• Written request: Repeat each entry as written and leave the images out of the copy.

== Given data

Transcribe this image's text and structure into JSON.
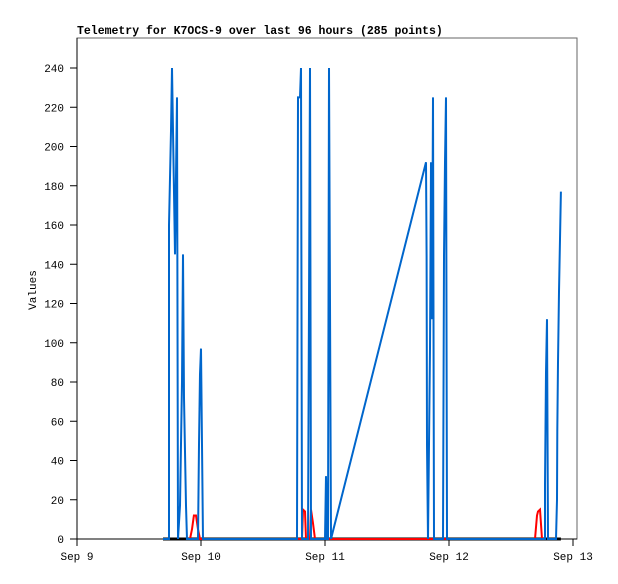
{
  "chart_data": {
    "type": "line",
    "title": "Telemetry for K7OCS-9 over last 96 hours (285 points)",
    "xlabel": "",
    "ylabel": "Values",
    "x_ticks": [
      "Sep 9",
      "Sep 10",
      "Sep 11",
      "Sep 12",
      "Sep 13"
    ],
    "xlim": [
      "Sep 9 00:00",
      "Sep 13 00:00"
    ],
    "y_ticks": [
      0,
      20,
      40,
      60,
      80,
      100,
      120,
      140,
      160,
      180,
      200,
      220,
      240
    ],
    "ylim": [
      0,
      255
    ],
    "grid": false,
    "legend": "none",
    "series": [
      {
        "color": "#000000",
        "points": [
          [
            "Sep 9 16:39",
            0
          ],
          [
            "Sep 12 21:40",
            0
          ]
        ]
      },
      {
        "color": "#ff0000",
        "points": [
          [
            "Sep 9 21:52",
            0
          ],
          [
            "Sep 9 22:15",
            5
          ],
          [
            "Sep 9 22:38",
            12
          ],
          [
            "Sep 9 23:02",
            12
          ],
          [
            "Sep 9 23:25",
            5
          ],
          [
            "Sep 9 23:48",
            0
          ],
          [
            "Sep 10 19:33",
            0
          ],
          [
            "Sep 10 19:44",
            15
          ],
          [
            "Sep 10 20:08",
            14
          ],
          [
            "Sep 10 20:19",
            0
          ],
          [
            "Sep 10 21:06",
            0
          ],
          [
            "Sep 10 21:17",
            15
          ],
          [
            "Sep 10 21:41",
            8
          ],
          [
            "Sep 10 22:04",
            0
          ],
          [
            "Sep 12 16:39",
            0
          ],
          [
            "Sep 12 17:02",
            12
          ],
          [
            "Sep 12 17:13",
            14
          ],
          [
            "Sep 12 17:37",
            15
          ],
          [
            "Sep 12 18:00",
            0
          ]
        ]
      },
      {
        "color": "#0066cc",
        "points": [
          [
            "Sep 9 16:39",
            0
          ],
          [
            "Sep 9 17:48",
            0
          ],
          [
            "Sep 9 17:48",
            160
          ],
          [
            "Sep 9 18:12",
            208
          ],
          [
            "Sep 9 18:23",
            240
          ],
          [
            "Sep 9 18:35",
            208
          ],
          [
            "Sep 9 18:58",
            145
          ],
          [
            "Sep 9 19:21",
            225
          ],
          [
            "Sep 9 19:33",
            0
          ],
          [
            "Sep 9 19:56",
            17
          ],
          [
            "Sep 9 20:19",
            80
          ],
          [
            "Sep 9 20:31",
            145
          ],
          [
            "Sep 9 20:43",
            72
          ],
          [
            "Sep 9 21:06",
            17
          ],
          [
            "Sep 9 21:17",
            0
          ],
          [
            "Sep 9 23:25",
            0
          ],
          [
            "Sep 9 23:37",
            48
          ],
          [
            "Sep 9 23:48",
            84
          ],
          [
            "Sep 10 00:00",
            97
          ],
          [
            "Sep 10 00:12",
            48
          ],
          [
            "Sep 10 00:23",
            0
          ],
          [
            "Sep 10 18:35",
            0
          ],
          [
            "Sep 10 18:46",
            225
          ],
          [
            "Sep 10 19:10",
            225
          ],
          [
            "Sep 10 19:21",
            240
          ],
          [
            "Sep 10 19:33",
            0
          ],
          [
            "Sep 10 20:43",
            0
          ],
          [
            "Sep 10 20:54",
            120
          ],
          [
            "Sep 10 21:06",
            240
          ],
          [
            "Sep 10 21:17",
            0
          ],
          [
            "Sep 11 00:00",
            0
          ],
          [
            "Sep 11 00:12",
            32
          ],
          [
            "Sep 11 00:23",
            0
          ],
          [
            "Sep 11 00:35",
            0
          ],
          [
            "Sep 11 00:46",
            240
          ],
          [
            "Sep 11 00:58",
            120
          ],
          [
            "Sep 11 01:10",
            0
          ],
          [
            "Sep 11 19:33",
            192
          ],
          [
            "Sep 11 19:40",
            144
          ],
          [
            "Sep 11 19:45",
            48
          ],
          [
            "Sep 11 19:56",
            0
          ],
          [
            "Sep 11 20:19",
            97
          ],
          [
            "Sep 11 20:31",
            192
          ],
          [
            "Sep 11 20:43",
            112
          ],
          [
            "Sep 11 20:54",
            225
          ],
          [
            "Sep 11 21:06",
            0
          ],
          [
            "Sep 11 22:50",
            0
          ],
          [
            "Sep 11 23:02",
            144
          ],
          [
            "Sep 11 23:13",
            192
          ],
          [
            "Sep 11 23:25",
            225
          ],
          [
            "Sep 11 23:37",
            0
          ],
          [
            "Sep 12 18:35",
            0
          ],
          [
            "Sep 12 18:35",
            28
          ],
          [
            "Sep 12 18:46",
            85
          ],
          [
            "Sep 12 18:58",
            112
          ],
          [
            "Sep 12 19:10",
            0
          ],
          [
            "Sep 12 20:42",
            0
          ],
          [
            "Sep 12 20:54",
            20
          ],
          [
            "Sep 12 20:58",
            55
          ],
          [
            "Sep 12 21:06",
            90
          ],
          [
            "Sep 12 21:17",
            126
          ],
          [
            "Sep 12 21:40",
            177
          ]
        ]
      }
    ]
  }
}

====

• Response to this task:
Transcribe this image's text and structure into JSON.
{
  "chart_data": {
    "type": "line",
    "title": "Telemetry for K7OCS-9 over last 96 hours (285 points)",
    "xlabel": "",
    "ylabel": "Values",
    "x_ticks": [
      "Sep 9",
      "Sep 10",
      "Sep 11",
      "Sep 12",
      "Sep 13"
    ],
    "xlim": [
      "Sep 9 00:00",
      "Sep 13 00:00"
    ],
    "y_ticks": [
      0,
      20,
      40,
      60,
      80,
      100,
      120,
      140,
      160,
      180,
      200,
      220,
      240
    ],
    "ylim": [
      0,
      255
    ],
    "grid": false,
    "legend": "none",
    "series": [
      {
        "color": "#000000",
        "points": [
          [
            "Sep 9 16:39",
            0
          ],
          [
            "Sep 12 21:40",
            0
          ]
        ]
      },
      {
        "color": "#ff0000",
        "points": [
          [
            "Sep 9 21:52",
            0
          ],
          [
            "Sep 9 22:15",
            5
          ],
          [
            "Sep 9 22:38",
            12
          ],
          [
            "Sep 9 23:02",
            12
          ],
          [
            "Sep 9 23:25",
            5
          ],
          [
            "Sep 9 23:48",
            0
          ],
          [
            "Sep 10 19:33",
            0
          ],
          [
            "Sep 10 19:44",
            15
          ],
          [
            "Sep 10 20:08",
            14
          ],
          [
            "Sep 10 20:19",
            0
          ],
          [
            "Sep 10 21:06",
            0
          ],
          [
            "Sep 10 21:17",
            15
          ],
          [
            "Sep 10 21:41",
            8
          ],
          [
            "Sep 10 22:04",
            0
          ],
          [
            "Sep 12 16:39",
            0
          ],
          [
            "Sep 12 17:02",
            12
          ],
          [
            "Sep 12 17:13",
            14
          ],
          [
            "Sep 12 17:37",
            15
          ],
          [
            "Sep 12 18:00",
            0
          ]
        ]
      },
      {
        "color": "#0066cc",
        "points": [
          [
            "Sep 9 16:39",
            0
          ],
          [
            "Sep 9 17:48",
            0
          ],
          [
            "Sep 9 17:48",
            160
          ],
          [
            "Sep 9 18:12",
            208
          ],
          [
            "Sep 9 18:23",
            240
          ],
          [
            "Sep 9 18:35",
            208
          ],
          [
            "Sep 9 18:58",
            145
          ],
          [
            "Sep 9 19:21",
            225
          ],
          [
            "Sep 9 19:33",
            0
          ],
          [
            "Sep 9 19:56",
            17
          ],
          [
            "Sep 9 20:19",
            80
          ],
          [
            "Sep 9 20:31",
            145
          ],
          [
            "Sep 9 20:43",
            72
          ],
          [
            "Sep 9 21:06",
            17
          ],
          [
            "Sep 9 21:17",
            0
          ],
          [
            "Sep 9 23:25",
            0
          ],
          [
            "Sep 9 23:37",
            48
          ],
          [
            "Sep 9 23:48",
            84
          ],
          [
            "Sep 10 00:00",
            97
          ],
          [
            "Sep 10 00:12",
            48
          ],
          [
            "Sep 10 00:23",
            0
          ],
          [
            "Sep 10 18:35",
            0
          ],
          [
            "Sep 10 18:46",
            225
          ],
          [
            "Sep 10 19:10",
            225
          ],
          [
            "Sep 10 19:21",
            240
          ],
          [
            "Sep 10 19:33",
            0
          ],
          [
            "Sep 10 20:43",
            0
          ],
          [
            "Sep 10 20:54",
            120
          ],
          [
            "Sep 10 21:06",
            240
          ],
          [
            "Sep 10 21:17",
            0
          ],
          [
            "Sep 11 00:00",
            0
          ],
          [
            "Sep 11 00:12",
            32
          ],
          [
            "Sep 11 00:23",
            0
          ],
          [
            "Sep 11 00:35",
            0
          ],
          [
            "Sep 11 00:46",
            240
          ],
          [
            "Sep 11 00:58",
            120
          ],
          [
            "Sep 11 01:10",
            0
          ],
          [
            "Sep 11 19:33",
            192
          ],
          [
            "Sep 11 19:40",
            144
          ],
          [
            "Sep 11 19:45",
            48
          ],
          [
            "Sep 11 19:56",
            0
          ],
          [
            "Sep 11 20:19",
            97
          ],
          [
            "Sep 11 20:31",
            192
          ],
          [
            "Sep 11 20:43",
            112
          ],
          [
            "Sep 11 20:54",
            225
          ],
          [
            "Sep 11 21:06",
            0
          ],
          [
            "Sep 11 22:50",
            0
          ],
          [
            "Sep 11 23:02",
            144
          ],
          [
            "Sep 11 23:13",
            192
          ],
          [
            "Sep 11 23:25",
            225
          ],
          [
            "Sep 11 23:37",
            0
          ],
          [
            "Sep 12 18:35",
            0
          ],
          [
            "Sep 12 18:35",
            28
          ],
          [
            "Sep 12 18:46",
            85
          ],
          [
            "Sep 12 18:58",
            112
          ],
          [
            "Sep 12 19:10",
            0
          ],
          [
            "Sep 12 20:42",
            0
          ],
          [
            "Sep 12 20:54",
            20
          ],
          [
            "Sep 12 20:58",
            55
          ],
          [
            "Sep 12 21:06",
            90
          ],
          [
            "Sep 12 21:17",
            126
          ],
          [
            "Sep 12 21:40",
            177
          ]
        ]
      }
    ]
  }
}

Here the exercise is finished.